== Material provided

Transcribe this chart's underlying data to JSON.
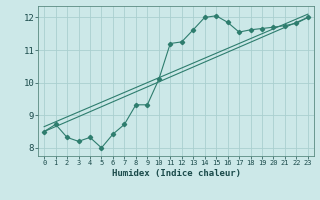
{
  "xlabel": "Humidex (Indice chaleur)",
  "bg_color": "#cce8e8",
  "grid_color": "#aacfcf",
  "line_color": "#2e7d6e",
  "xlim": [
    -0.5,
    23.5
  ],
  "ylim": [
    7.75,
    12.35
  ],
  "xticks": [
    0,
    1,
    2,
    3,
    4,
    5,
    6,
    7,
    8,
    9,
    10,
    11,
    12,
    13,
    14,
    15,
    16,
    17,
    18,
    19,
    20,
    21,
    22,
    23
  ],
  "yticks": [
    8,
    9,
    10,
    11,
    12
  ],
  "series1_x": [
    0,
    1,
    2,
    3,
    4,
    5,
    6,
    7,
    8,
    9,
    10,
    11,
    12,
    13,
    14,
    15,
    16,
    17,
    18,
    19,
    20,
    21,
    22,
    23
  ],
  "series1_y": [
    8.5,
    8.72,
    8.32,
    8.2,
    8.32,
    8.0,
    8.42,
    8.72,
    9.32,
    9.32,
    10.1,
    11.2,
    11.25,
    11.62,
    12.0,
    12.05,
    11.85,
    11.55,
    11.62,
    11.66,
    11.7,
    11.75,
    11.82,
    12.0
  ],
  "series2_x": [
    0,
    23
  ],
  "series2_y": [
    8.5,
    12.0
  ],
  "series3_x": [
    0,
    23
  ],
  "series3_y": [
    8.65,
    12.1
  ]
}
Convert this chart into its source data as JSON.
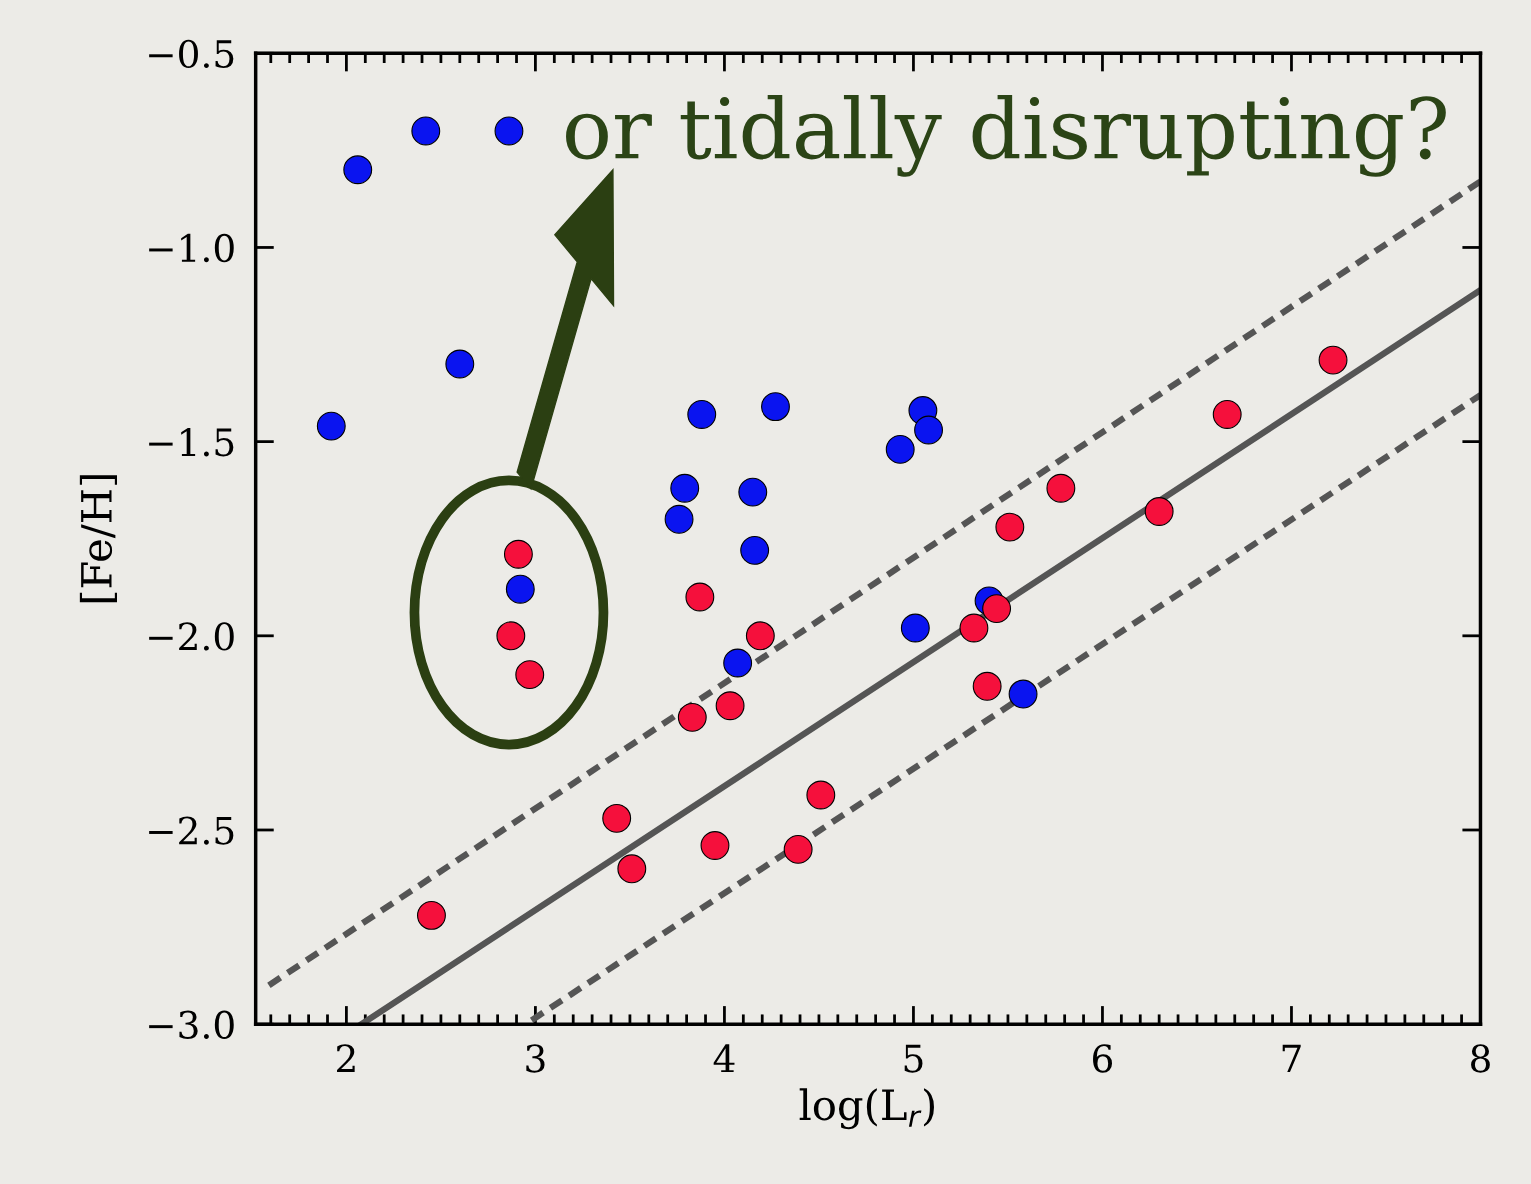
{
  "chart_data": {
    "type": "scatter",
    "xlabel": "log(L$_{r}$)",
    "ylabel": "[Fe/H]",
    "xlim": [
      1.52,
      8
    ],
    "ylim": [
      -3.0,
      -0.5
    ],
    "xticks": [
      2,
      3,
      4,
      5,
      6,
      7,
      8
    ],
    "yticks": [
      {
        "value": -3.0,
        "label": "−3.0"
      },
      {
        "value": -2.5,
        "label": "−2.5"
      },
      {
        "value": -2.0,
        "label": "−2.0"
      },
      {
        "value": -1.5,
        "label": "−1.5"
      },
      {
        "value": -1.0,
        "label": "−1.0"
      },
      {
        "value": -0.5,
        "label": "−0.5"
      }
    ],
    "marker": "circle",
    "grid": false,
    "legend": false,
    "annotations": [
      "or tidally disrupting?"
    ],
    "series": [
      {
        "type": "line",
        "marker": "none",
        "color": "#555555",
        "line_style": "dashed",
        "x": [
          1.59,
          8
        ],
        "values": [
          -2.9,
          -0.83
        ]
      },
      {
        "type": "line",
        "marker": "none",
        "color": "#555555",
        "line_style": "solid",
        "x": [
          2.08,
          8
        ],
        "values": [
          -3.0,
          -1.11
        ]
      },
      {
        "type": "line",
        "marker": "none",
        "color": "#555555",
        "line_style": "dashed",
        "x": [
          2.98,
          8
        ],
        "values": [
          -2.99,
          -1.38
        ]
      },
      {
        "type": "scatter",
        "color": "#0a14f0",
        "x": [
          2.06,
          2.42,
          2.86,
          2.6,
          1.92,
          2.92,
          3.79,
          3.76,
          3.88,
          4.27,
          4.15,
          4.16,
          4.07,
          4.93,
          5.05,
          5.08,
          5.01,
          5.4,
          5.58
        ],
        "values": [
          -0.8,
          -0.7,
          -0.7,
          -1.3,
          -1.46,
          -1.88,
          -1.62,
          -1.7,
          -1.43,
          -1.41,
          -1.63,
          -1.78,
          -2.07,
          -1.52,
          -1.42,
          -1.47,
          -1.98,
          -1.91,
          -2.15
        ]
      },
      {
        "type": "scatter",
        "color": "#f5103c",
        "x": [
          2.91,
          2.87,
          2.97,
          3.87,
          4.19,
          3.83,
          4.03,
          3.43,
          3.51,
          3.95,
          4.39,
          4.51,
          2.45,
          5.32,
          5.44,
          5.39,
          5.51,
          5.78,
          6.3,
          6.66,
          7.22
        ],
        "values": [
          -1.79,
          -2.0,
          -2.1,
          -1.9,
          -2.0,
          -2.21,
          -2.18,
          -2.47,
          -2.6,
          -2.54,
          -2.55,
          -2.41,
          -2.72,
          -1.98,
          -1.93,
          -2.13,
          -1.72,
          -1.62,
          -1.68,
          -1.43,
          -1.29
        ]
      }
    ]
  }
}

====

_Task directions_
Go back to the records above and write them out exactly, without the pictures.

_Right answer_
Transcribe this chart's underlying data to JSON.
{
  "xlabel": "Humidex (Indice chaleur)",
  "bg_color": "#cce8e8",
  "grid_color": "#aacfcf",
  "line_color": "#2e7d6e",
  "xlim": [
    -0.5,
    23.5
  ],
  "ylim": [
    7.75,
    12.35
  ],
  "xticks": [
    0,
    1,
    2,
    3,
    4,
    5,
    6,
    7,
    8,
    9,
    10,
    11,
    12,
    13,
    14,
    15,
    16,
    17,
    18,
    19,
    20,
    21,
    22,
    23
  ],
  "yticks": [
    8,
    9,
    10,
    11,
    12
  ],
  "series1_x": [
    0,
    1,
    2,
    3,
    4,
    5,
    6,
    7,
    8,
    9,
    10,
    11,
    12,
    13,
    14,
    15,
    16,
    17,
    18,
    19,
    20,
    21,
    22,
    23
  ],
  "series1_y": [
    8.5,
    8.72,
    8.32,
    8.2,
    8.32,
    8.0,
    8.42,
    8.72,
    9.32,
    9.32,
    10.1,
    11.2,
    11.25,
    11.62,
    12.0,
    12.05,
    11.85,
    11.55,
    11.62,
    11.66,
    11.7,
    11.75,
    11.82,
    12.0
  ],
  "series2_x": [
    0,
    23
  ],
  "series2_y": [
    8.5,
    12.0
  ],
  "series3_x": [
    0,
    23
  ],
  "series3_y": [
    8.65,
    12.1
  ]
}
Convert this chart into its source data as JSON.
{
  "chart_data": {
    "type": "scatter",
    "xlabel": "log(L$_{r}$)",
    "ylabel": "[Fe/H]",
    "xlim": [
      1.52,
      8
    ],
    "ylim": [
      -3.0,
      -0.5
    ],
    "xticks": [
      2,
      3,
      4,
      5,
      6,
      7,
      8
    ],
    "yticks": [
      {
        "value": -3.0,
        "label": "−3.0"
      },
      {
        "value": -2.5,
        "label": "−2.5"
      },
      {
        "value": -2.0,
        "label": "−2.0"
      },
      {
        "value": -1.5,
        "label": "−1.5"
      },
      {
        "value": -1.0,
        "label": "−1.0"
      },
      {
        "value": -0.5,
        "label": "−0.5"
      }
    ],
    "marker": "circle",
    "grid": false,
    "legend": false,
    "annotations": [
      "or tidally disrupting?"
    ],
    "series": [
      {
        "type": "line",
        "marker": "none",
        "color": "#555555",
        "line_style": "dashed",
        "x": [
          1.59,
          8
        ],
        "values": [
          -2.9,
          -0.83
        ]
      },
      {
        "type": "line",
        "marker": "none",
        "color": "#555555",
        "line_style": "solid",
        "x": [
          2.08,
          8
        ],
        "values": [
          -3.0,
          -1.11
        ]
      },
      {
        "type": "line",
        "marker": "none",
        "color": "#555555",
        "line_style": "dashed",
        "x": [
          2.98,
          8
        ],
        "values": [
          -2.99,
          -1.38
        ]
      },
      {
        "type": "scatter",
        "color": "#0a14f0",
        "x": [
          2.06,
          2.42,
          2.86,
          2.6,
          1.92,
          2.92,
          3.79,
          3.76,
          3.88,
          4.27,
          4.15,
          4.16,
          4.07,
          4.93,
          5.05,
          5.08,
          5.01,
          5.4,
          5.58
        ],
        "values": [
          -0.8,
          -0.7,
          -0.7,
          -1.3,
          -1.46,
          -1.88,
          -1.62,
          -1.7,
          -1.43,
          -1.41,
          -1.63,
          -1.78,
          -2.07,
          -1.52,
          -1.42,
          -1.47,
          -1.98,
          -1.91,
          -2.15
        ]
      },
      {
        "type": "scatter",
        "color": "#f5103c",
        "x": [
          2.91,
          2.87,
          2.97,
          3.87,
          4.19,
          3.83,
          4.03,
          3.43,
          3.51,
          3.95,
          4.39,
          4.51,
          2.45,
          5.32,
          5.44,
          5.39,
          5.51,
          5.78,
          6.3,
          6.66,
          7.22
        ],
        "values": [
          -1.79,
          -2.0,
          -2.1,
          -1.9,
          -2.0,
          -2.21,
          -2.18,
          -2.47,
          -2.6,
          -2.54,
          -2.55,
          -2.41,
          -2.72,
          -1.98,
          -1.93,
          -2.13,
          -1.72,
          -1.62,
          -1.68,
          -1.43,
          -1.29
        ]
      }
    ]
  }
}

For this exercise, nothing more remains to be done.